-- Given records --

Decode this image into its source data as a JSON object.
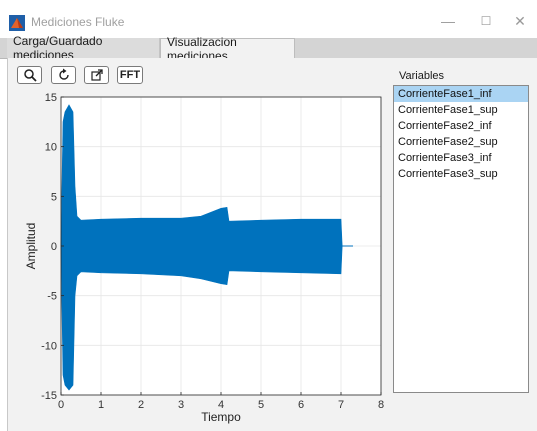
{
  "window": {
    "title": "Mediciones Fluke",
    "minimize": "—",
    "maximize": "☐",
    "close": "✕"
  },
  "tabs": [
    {
      "label": "Carga/Guardado mediciones",
      "active": false
    },
    {
      "label": "Visualizacion mediciones",
      "active": true
    }
  ],
  "toolbar": {
    "zoom_icon": "magnifier-icon",
    "reset_icon": "rotate-icon",
    "popout_icon": "popout-icon",
    "fft_label": "FFT"
  },
  "variables": {
    "label": "Variables",
    "items": [
      "CorrienteFase1_inf",
      "CorrienteFase1_sup",
      "CorrienteFase2_inf",
      "CorrienteFase2_sup",
      "CorrienteFase3_inf",
      "CorrienteFase3_sup"
    ],
    "selected": "CorrienteFase1_inf"
  },
  "chart_data": {
    "type": "area",
    "xlabel": "Tiempo",
    "ylabel": "Amplitud",
    "xlim": [
      0,
      8
    ],
    "ylim": [
      -15,
      15
    ],
    "xticks": [
      0,
      1,
      2,
      3,
      4,
      5,
      6,
      7,
      8
    ],
    "yticks": [
      15,
      10,
      5,
      0,
      -5,
      -10,
      -15
    ],
    "grid": true,
    "color": "#0072bd",
    "envelope": {
      "x": [
        0.0,
        0.05,
        0.1,
        0.2,
        0.3,
        0.35,
        0.4,
        0.5,
        1.0,
        2.0,
        3.0,
        3.5,
        4.0,
        4.15,
        4.2,
        5.0,
        6.0,
        7.0,
        7.03,
        7.3
      ],
      "upper": [
        0,
        12.5,
        13.5,
        14.2,
        13.5,
        6,
        3,
        2.6,
        2.7,
        2.8,
        2.8,
        3.0,
        3.8,
        3.9,
        2.5,
        2.6,
        2.7,
        2.7,
        0,
        0
      ],
      "lower": [
        0,
        -13,
        -14,
        -14.5,
        -14,
        -5,
        -3,
        -2.6,
        -2.7,
        -2.8,
        -3.0,
        -3.3,
        -3.8,
        -3.9,
        -2.5,
        -2.6,
        -2.7,
        -2.8,
        0,
        0
      ]
    }
  }
}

-- What to do --
In the entries above, find each line with the word "icon" and show it.

-- Exercise result --
    "zoom_icon": "magnifier-icon",
    "reset_icon": "rotate-icon",
    "popout_icon": "popout-icon",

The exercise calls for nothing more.